TASK BRIEF:
Scan the records below. List lines holding "nhất".

EXTRACTED RECORDS:
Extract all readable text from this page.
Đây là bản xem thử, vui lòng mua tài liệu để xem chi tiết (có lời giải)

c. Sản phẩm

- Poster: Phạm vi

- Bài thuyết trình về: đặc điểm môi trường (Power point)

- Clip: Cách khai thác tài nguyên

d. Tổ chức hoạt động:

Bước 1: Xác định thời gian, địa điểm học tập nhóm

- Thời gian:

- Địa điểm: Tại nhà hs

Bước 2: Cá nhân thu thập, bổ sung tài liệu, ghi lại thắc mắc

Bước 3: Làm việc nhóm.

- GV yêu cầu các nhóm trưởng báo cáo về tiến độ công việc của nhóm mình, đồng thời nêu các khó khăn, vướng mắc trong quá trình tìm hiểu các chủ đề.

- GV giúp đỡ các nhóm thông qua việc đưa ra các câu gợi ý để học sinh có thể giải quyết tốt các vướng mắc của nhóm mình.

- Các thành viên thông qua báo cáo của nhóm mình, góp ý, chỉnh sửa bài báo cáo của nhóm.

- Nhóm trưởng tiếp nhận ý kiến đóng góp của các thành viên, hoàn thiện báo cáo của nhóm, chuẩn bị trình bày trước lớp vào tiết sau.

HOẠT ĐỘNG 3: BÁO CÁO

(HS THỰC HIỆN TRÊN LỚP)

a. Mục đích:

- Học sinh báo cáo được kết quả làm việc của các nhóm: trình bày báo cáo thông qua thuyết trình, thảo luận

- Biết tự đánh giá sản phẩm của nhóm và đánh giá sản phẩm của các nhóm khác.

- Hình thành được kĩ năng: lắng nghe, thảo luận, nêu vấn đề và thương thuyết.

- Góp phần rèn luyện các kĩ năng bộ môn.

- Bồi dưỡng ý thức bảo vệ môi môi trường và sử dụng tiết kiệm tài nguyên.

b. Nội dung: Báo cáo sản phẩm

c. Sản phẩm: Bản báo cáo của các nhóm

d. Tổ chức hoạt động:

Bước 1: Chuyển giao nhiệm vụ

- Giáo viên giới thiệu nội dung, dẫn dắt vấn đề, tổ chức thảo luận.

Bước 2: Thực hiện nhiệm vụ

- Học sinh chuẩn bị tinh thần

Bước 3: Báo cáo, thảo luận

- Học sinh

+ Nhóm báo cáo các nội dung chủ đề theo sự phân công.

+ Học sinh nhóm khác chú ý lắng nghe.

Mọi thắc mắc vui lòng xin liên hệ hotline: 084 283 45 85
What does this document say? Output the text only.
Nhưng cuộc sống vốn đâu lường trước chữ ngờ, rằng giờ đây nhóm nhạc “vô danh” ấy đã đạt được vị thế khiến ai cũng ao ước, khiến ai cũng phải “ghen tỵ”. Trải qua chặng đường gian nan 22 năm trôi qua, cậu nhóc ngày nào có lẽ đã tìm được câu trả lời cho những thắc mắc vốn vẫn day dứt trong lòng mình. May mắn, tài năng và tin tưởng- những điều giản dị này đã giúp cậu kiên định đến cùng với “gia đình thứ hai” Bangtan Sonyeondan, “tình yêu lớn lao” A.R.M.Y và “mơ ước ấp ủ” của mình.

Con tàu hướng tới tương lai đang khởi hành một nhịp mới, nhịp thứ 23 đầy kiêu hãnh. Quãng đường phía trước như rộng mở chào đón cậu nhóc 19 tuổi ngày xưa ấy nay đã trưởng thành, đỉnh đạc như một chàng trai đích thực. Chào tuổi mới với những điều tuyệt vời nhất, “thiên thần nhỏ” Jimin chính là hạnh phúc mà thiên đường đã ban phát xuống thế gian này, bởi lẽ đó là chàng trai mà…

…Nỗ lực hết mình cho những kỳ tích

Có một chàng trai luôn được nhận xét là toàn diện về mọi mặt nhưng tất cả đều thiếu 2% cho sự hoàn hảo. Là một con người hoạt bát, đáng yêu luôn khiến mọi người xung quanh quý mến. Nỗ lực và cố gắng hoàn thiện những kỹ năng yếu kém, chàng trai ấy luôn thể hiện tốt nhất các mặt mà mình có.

FINAL RESULT:
Con tàu hướng tới tương lai đang khởi hành một nhịp mới, nhịp thứ 23 đầy kiêu hãnh. Quãng đường phía trước như rộng mở chào đón cậu nhóc 19 tuổi ngày xưa ấy nay đã trưởng thành, đỉnh đạc như một chàng trai đích thực. Chào tuổi mới với những điều tuyệt vời nhất, “thiên thần nhỏ” Jimin chính là hạnh phúc mà thiên đường đã ban phát xuống thế gian này, bởi lẽ đó là chàng trai mà…
Có một chàng trai luôn được nhận xét là toàn diện về mọi mặt nhưng tất cả đều thiếu 2% cho sự hoàn hảo. Là một con người hoạt bát, đáng yêu luôn khiến mọi người xung quanh quý mến. Nỗ lực và cố gắng hoàn thiện những kỹ năng yếu kém, chàng trai ấy luôn thể hiện tốt nhất các mặt mà mình có.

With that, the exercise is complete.